-- Objective --
Provide only the number of lines where "structured" occurs.

-- Supplied data --
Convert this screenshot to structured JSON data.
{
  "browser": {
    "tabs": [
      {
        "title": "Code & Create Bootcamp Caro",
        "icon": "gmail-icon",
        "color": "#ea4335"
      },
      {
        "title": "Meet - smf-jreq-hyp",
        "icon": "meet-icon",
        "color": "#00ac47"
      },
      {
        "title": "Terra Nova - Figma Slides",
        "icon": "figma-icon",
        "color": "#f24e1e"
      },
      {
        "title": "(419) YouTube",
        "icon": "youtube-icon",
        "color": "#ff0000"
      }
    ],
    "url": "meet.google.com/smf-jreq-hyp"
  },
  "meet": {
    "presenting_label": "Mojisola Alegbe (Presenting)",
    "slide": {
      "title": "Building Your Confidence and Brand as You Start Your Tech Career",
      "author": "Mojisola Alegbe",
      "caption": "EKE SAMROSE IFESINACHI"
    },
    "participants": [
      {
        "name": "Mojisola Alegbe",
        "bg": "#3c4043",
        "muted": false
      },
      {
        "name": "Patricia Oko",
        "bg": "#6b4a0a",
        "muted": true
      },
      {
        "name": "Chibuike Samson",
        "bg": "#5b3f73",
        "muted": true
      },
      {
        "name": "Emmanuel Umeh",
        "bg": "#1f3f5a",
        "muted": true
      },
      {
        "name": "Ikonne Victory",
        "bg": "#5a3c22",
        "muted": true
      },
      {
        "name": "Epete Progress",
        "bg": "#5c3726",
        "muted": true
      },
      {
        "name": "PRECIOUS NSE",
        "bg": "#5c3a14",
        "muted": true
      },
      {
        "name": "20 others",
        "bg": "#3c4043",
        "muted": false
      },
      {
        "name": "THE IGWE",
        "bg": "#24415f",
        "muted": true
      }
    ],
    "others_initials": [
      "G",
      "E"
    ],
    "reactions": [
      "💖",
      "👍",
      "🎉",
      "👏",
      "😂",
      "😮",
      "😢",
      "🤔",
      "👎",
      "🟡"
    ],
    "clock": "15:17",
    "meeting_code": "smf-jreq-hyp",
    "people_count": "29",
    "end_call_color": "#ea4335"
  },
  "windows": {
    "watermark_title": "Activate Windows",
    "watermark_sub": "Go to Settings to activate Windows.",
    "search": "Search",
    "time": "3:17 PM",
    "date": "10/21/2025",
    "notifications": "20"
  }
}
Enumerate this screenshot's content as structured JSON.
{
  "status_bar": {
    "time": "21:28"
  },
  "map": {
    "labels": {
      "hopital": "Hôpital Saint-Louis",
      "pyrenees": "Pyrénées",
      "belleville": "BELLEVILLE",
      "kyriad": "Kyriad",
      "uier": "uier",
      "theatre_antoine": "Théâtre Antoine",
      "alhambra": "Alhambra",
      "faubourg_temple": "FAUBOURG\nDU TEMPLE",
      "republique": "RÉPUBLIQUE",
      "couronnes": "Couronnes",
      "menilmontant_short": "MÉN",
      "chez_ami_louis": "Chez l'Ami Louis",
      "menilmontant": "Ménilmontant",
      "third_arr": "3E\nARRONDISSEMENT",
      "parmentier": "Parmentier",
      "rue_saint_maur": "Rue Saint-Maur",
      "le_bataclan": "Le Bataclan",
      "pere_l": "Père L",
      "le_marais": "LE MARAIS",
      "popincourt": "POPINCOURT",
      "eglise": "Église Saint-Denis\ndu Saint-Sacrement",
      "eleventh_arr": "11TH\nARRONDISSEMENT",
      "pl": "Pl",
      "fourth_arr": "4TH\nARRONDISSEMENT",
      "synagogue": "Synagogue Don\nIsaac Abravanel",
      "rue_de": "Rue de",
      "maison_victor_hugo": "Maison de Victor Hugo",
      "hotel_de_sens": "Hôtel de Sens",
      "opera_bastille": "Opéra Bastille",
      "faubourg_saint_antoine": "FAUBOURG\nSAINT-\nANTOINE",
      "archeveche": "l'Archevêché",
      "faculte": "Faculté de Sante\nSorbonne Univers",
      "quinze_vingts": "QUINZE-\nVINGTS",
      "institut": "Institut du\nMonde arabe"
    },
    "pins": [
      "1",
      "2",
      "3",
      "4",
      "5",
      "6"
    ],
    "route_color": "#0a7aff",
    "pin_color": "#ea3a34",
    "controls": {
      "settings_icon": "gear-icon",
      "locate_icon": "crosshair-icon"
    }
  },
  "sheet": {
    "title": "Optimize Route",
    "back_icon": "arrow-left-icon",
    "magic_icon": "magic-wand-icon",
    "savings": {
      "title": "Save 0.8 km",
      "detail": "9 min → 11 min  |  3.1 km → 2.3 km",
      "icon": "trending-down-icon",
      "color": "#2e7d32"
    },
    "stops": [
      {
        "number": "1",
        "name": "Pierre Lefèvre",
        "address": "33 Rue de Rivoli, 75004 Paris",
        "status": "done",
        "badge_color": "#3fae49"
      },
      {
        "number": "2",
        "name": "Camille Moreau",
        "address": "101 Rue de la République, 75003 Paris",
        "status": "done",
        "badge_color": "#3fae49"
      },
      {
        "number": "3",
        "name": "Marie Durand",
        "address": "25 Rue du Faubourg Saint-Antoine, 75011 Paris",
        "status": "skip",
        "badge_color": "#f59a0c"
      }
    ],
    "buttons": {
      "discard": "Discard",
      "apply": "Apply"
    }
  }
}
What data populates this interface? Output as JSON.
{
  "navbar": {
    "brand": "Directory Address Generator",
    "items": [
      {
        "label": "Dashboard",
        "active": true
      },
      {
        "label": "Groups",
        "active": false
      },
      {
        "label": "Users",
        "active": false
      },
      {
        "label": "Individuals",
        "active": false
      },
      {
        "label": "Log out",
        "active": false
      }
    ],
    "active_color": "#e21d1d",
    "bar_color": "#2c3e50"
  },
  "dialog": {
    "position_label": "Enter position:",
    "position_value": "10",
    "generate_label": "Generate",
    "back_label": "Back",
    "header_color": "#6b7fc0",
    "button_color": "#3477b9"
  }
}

-- Output for this task --
2